◆ **WHAT YOU NEED TO DO**
Pull out each line of the data that includes the word "pages".

◆ **SUPPLIED MATERIAL**

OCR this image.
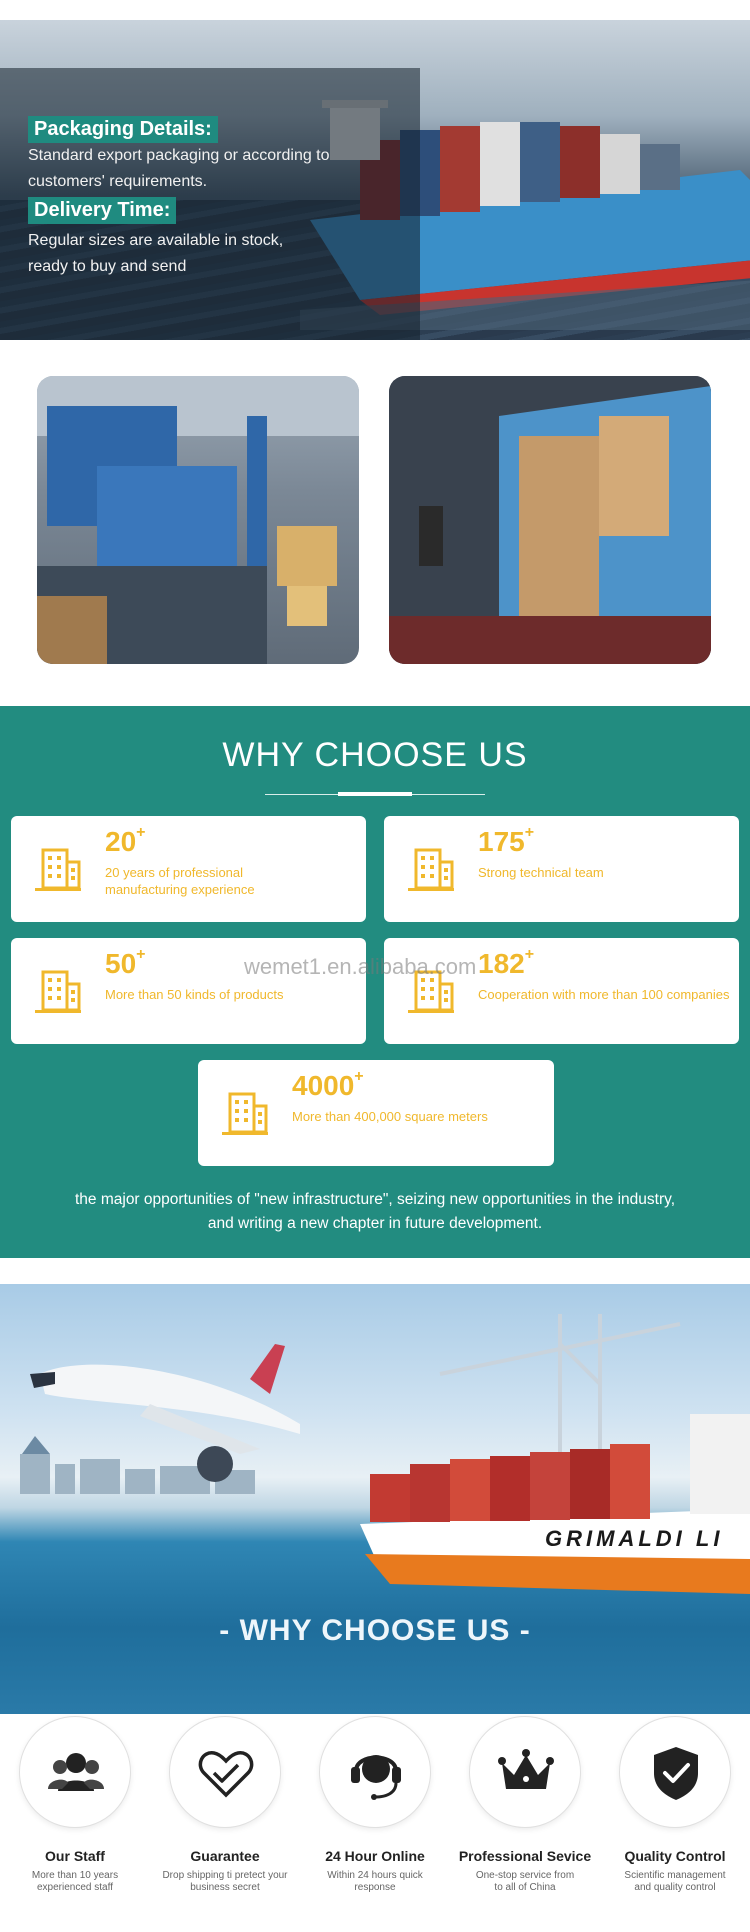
Packaging Details:
Standard export packaging or according to
customers' requirements.
Delivery Time:
Regular sizes are available in stock,
ready to buy and send
WHY CHOOSE US
20+
20 years of professional
manufacturing experience
175+
Strong technical team
50+
More than 50 kinds of products
182+
Cooperation with more than 100 companies
4000+
More than 400,000 square meters
wemet1.en.alibaba.com
the major opportunities of "new infrastructure", seizing new opportunities in the industry,
and writing a new chapter in future development.
GRIMALDI LI
- WHY CHOOSE US -
Our Staff
More than 10 years
experienced staff
Guarantee
Drop shipping ti pretect your
business secret
24 Hour Online
Within 24 hours quick
response
Professional Sevice
One-stop service from
to all of China
Quality Control
Scientific management
and quality control
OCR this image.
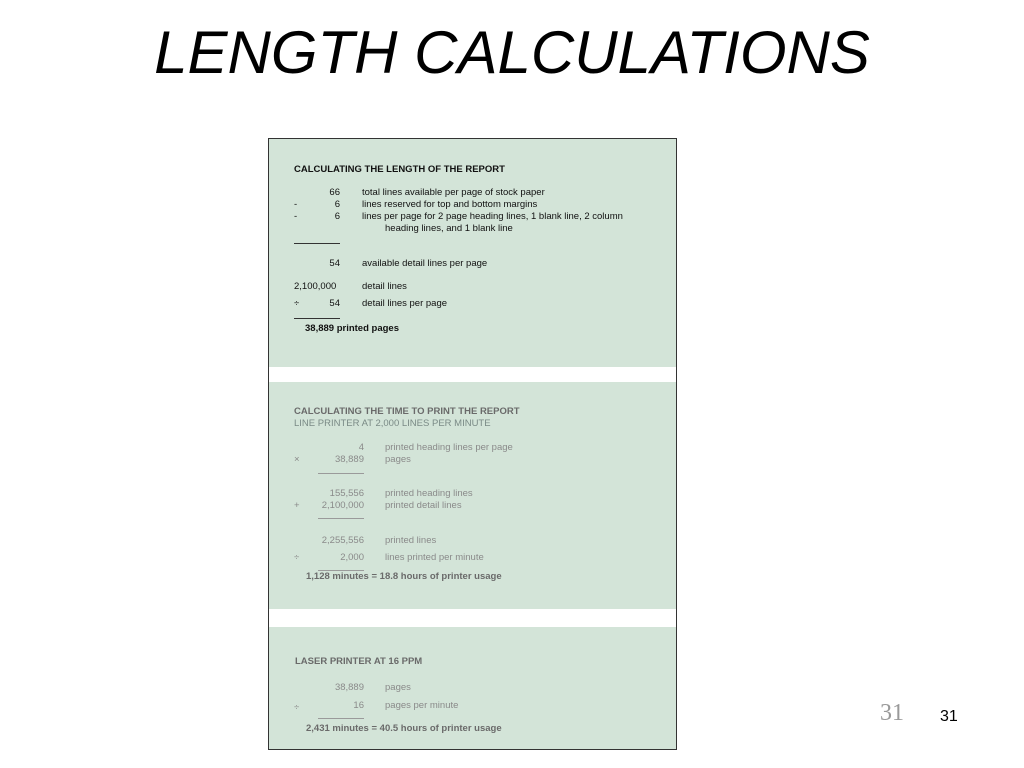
LENGTH CALCULATIONS
CALCULATING THE LENGTH OF THE REPORT
66 total lines available per page of stock paper
-	6 lines reserved for top and bottom margins
-	6 lines per page for 2 page heading lines, 1 blank line, 2 column
heading lines, and 1 blank line
54 available detail lines per page
2,100,000	detail lines
÷	54 detail lines per page
38,889 printed pages
CALCULATING THE TIME TO PRINT THE REPORT
LINE PRINTER AT 2,000 LINES PER MINUTE
4 printed heading lines per page
×	38,889 pages
155,556 printed heading lines
+	2,100,000 printed detail lines
2,255,556 printed lines
÷	2,000 lines printed per minute
1,128 minutes = 18.8 hours of printer usage
LASER PRINTER AT 16 PPM
38,889 pages
÷	16 pages per minute
2,431 minutes = 40.5 hours of printer usage
31 31
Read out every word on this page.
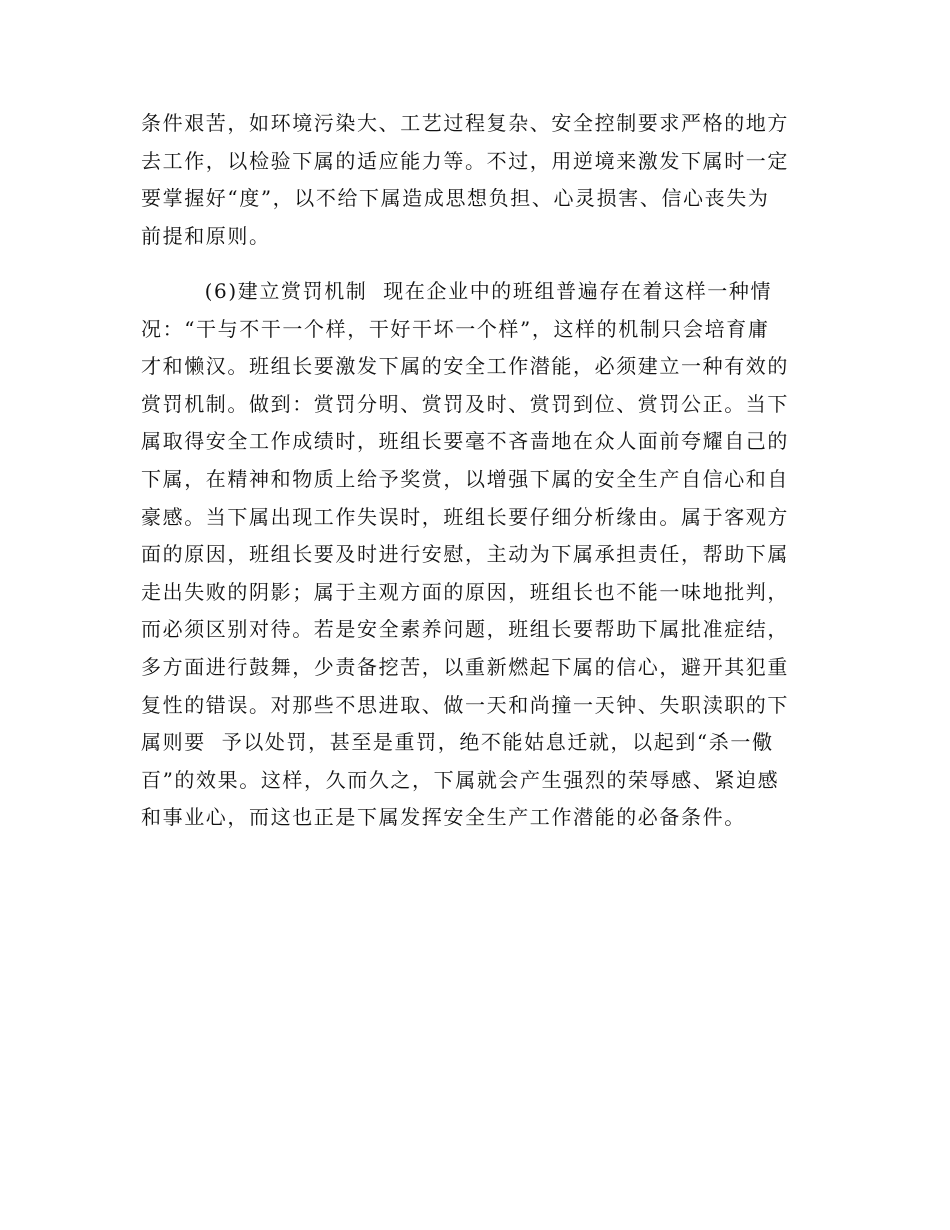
条件艰苦，如环境污染大、工艺过程复杂、安全控制要求严格的地方
去工作，以检验下属的适应能力等。不过，用逆境来激发下属时一定
要掌握好“度”，以不给下属造成思想负担、心灵损害、信心丧失为
前提和原则。
(6)建立赏罚机制  现在企业中的班组普遍存在着这样一种情
况：“干与不干一个样，干好干坏一个样”，这样的机制只会培育庸
才和懒汉。班组长要激发下属的安全工作潜能，必须建立一种有效的
赏罚机制。做到：赏罚分明、赏罚及时、赏罚到位、赏罚公正。当下
属取得安全工作成绩时，班组长要毫不吝啬地在众人面前夸耀自己的
下属，在精神和物质上给予奖赏，以增强下属的安全生产自信心和自
豪感。当下属出现工作失误时，班组长要仔细分析缘由。属于客观方
面的原因，班组长要及时进行安慰，主动为下属承担责任，帮助下属
走出失败的阴影；属于主观方面的原因，班组长也不能一味地批判，
而必须区别对待。若是安全素养问题，班组长要帮助下属批准症结，
多方面进行鼓舞，少责备挖苦，以重新燃起下属的信心，避开其犯重
复性的错误。对那些不思进取、做一天和尚撞一天钟、失职渎职的下
属则要  予以处罚，甚至是重罚，绝不能姑息迁就，以起到“杀一儆
百”的效果。这样，久而久之，下属就会产生强烈的荣辱感、紧迫感
和事业心，而这也正是下属发挥安全生产工作潜能的必备条件。
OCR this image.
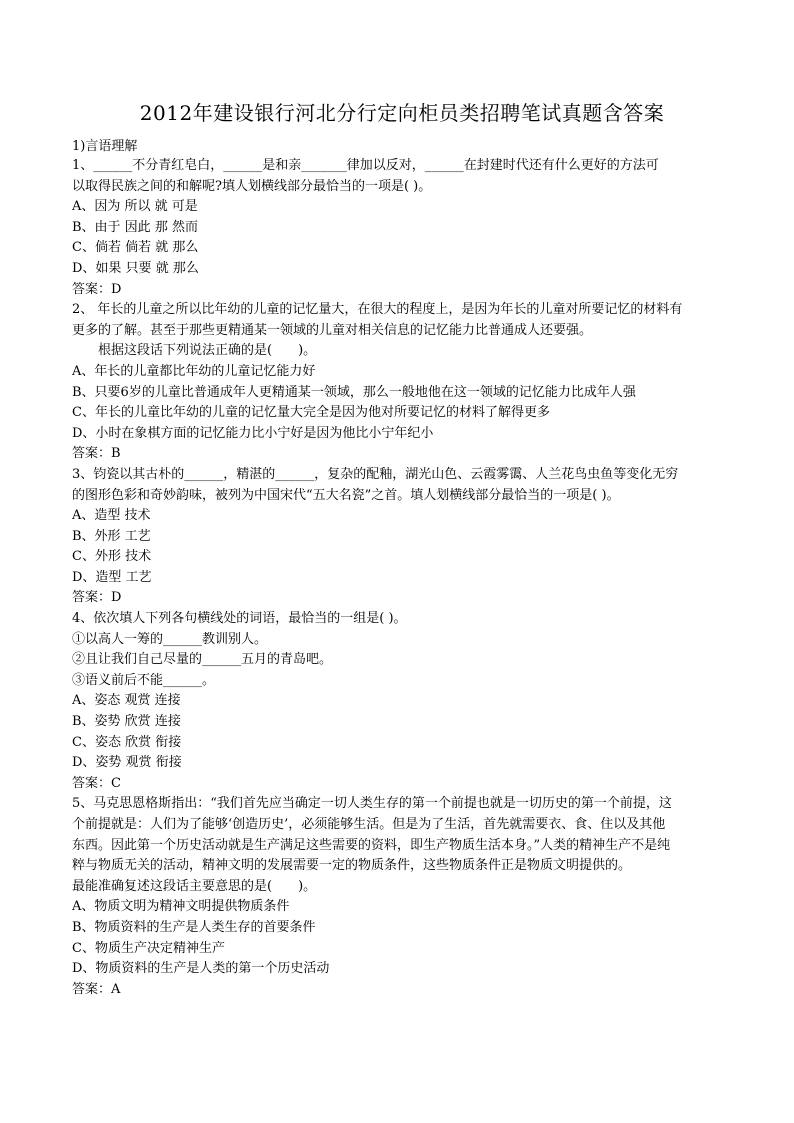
2012年建设银行河北分行定向柜员类招聘笔试真题含答案
1)言语理解
1、______不分青红皂白，______是和亲_______律加以反对，______在封建时代还有什么更好的方法可
以取得民族之间的和解呢?填人划横线部分最恰当的一项是( )。
A、因为 所以 就 可是
B、由于 因此 那 然而
C、倘若 倘若 就 那么
D、如果 只要 就 那么
答案：D
2、 年长的儿童之所以比年幼的儿童的记忆量大，在很大的程度上，是因为年长的儿童对所要记忆的材料有
更多的了解。甚至于那些更精通某一领域的儿童对相关信息的记忆能力比普通成人还要强。
根据这段话下列说法正确的是(　　)。
A、年长的儿童都比年幼的儿童记忆能力好
B、只要6岁的儿童比普通成年人更精通某一领域，那么一般地他在这一领域的记忆能力比成年人强
C、年长的儿童比年幼的儿童的记忆量大完全是因为他对所要记忆的材料了解得更多
D、小时在象棋方面的记忆能力比小宁好是因为他比小宁年纪小
答案：B
3、钧瓷以其古朴的______，精湛的______，复杂的配釉，湖光山色、云霞雾霭、人兰花鸟虫鱼等变化无穷
的图形色彩和奇妙韵味，被列为中国宋代“五大名瓷”之首。填人划横线部分最恰当的一项是( )。
A、造型 技术
B、外形 工艺
C、外形 技术
D、造型 工艺
答案：D
4、依次填人下列各句横线处的词语，最恰当的一组是( )。
①以高人一筹的______教训别人。
②且让我们自己尽量的______五月的青岛吧。
③语义前后不能______。
A、姿态 观赏 连接
B、姿势 欣赏 连接
C、姿态 欣赏 衔接
D、姿势 观赏 衔接
答案：C
5、马克思恩格斯指出：“我们首先应当确定一切人类生存的第一个前提也就是一切历史的第一个前提，这
个前提就是：人们为了能够‘创造历史’，必须能够生活。但是为了生活，首先就需要衣、食、住以及其他
东西。因此第一个历史活动就是生产满足这些需要的资料，即生产物质生活本身。”人类的精神生产不是纯
粹与物质无关的活动，精神文明的发展需要一定的物质条件，这些物质条件正是物质文明提供的。
最能准确复述这段话主要意思的是(　　)。
A、物质文明为精神文明提供物质条件
B、物质资料的生产是人类生存的首要条件
C、物质生产决定精神生产
D、物质资料的生产是人类的第一个历史活动
答案：A
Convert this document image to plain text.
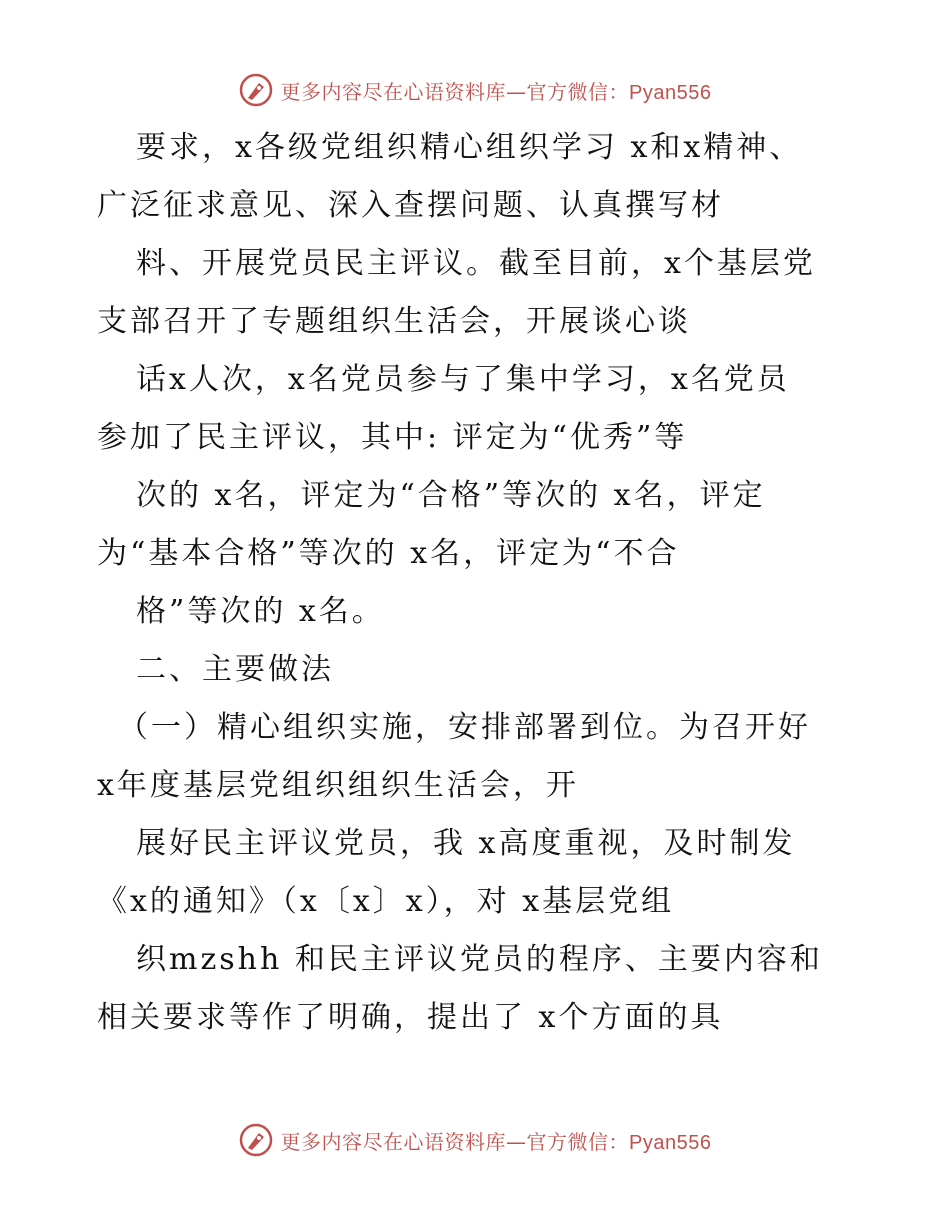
更多内容尽在心语资料库—官方微信：Pyan556
要求，x各级党组织精心组织学习 x和x精神、
广泛征求意见、深入查摆问题、认真撰写材
料、开展党员民主评议。截至目前，x个基层党
支部召开了专题组织生活会，开展谈心谈
话x人次，x名党员参与了集中学习，x名党员
参加了民主评议，其中: 评定为“优秀”等
次的 x名，评定为“合格”等次的 x名，评定
为“基本合格”等次的 x名，评定为“不合
格”等次的 x名。
二、主要做法
（一）精心组织实施，安排部署到位。为召开好
x年度基层党组织组织生活会，开
展好民主评议党员，我 x高度重视，及时制发
《x的通知》（x〔x〕x），对 x基层党组
织mzshh 和民主评议党员的程序、主要内容和
相关要求等作了明确，提出了 x个方面的具
更多内容尽在心语资料库—官方微信：Pyan556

◆ **WRITTEN ANSWER**
38,889 printed pages
×	38,889 pages
38,889 pages
÷	16 pages per minute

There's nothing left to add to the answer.